Repeat the records below exactly, leaving out any pictures.

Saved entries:
···
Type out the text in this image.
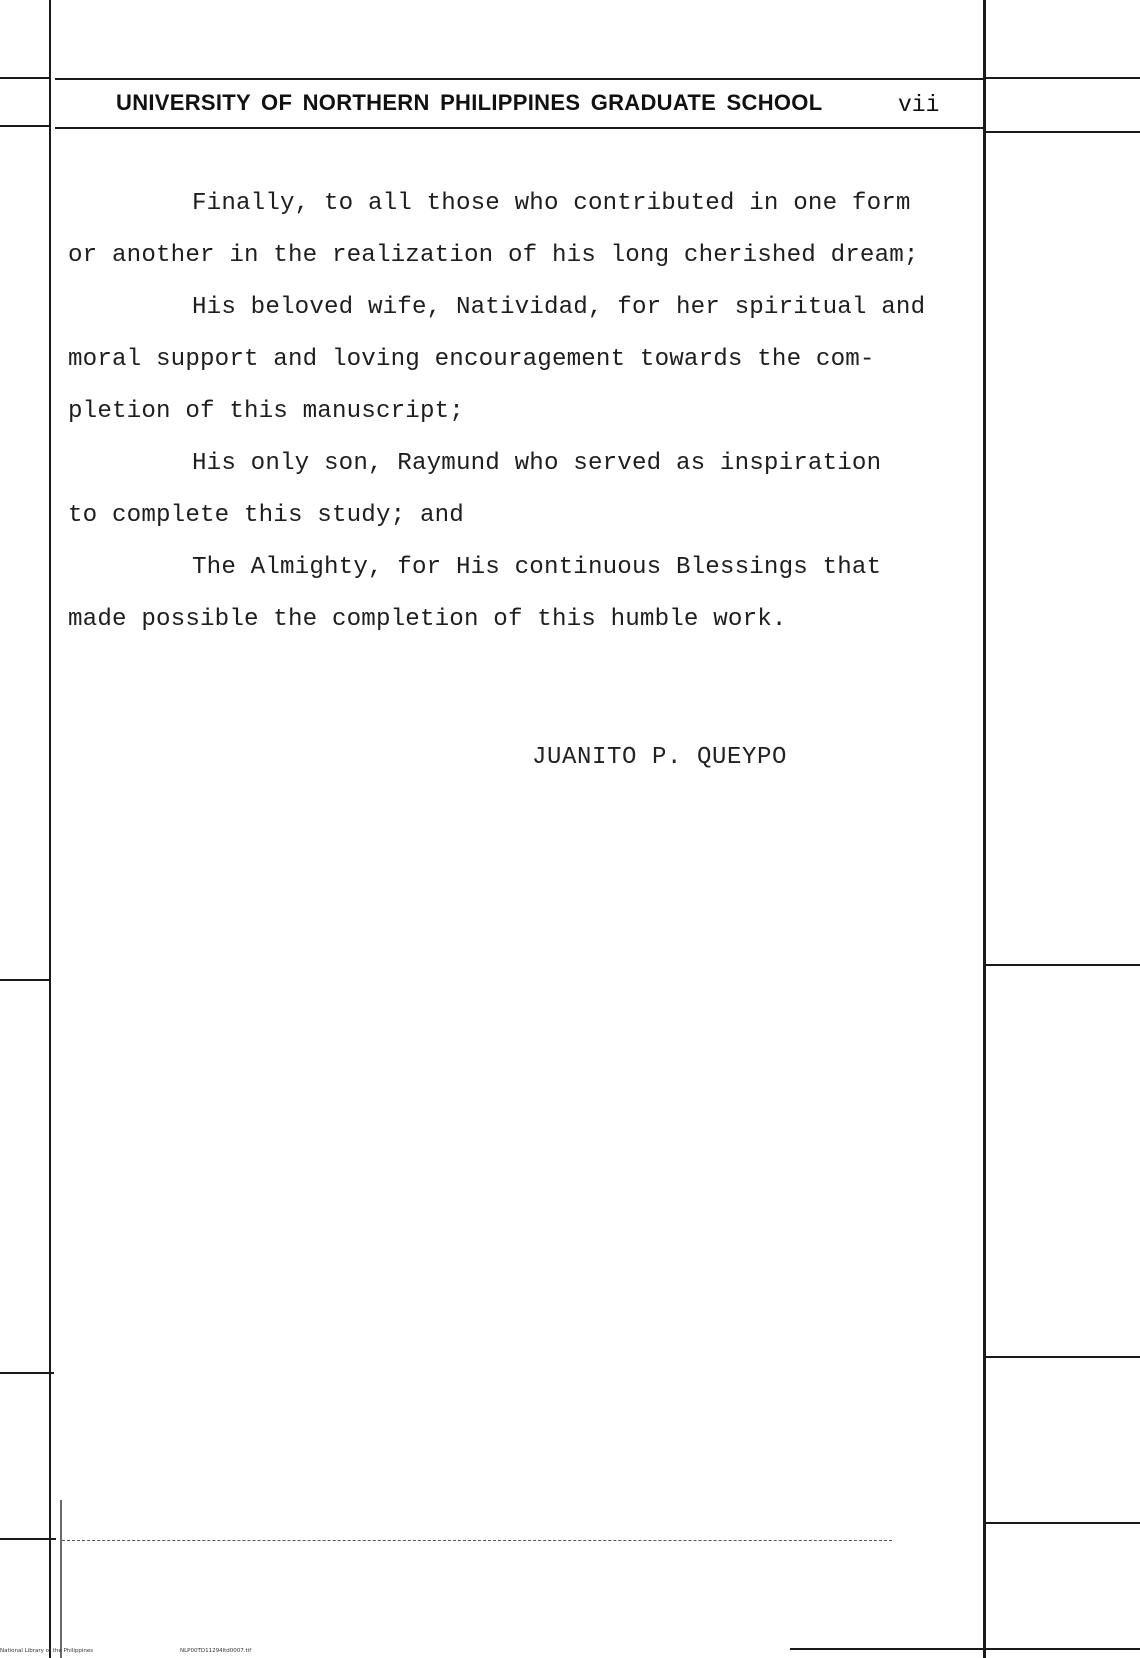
UNIVERSITY OF NORTHERN PHILIPPINES GRADUATE SCHOOL	vii
Finally, to all those who contributed in one form
or another in the realization of his long cherished dream;
His beloved wife, Natividad, for her spiritual and
moral support and loving encouragement towards the com-
pletion of this manuscript;
His only son, Raymund who served as inspiration
to complete this study; and
The Almighty, for His continuous Blessings that
made possible the completion of this humble work.
JUANITO P. QUEYPO
National Library of the Philippines	NLP00TD11294ltd0007.tif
···
**Task output**.
Type out the text in this image.
UNIVERSITY OF NORTHERN PHILIPPINES GRADUATE SCHOOL	vii
Finally, to all those who contributed in one form
or another in the realization of his long cherished dream;
His beloved wife, Natividad, for her spiritual and
moral support and loving encouragement towards the com-
pletion of this manuscript;
His only son, Raymund who served as inspiration
to complete this study; and
The Almighty, for His continuous Blessings that
made possible the completion of this humble work.
JUANITO P. QUEYPO
National Library of the Philippines	NLP00TD11294ltd0007.tif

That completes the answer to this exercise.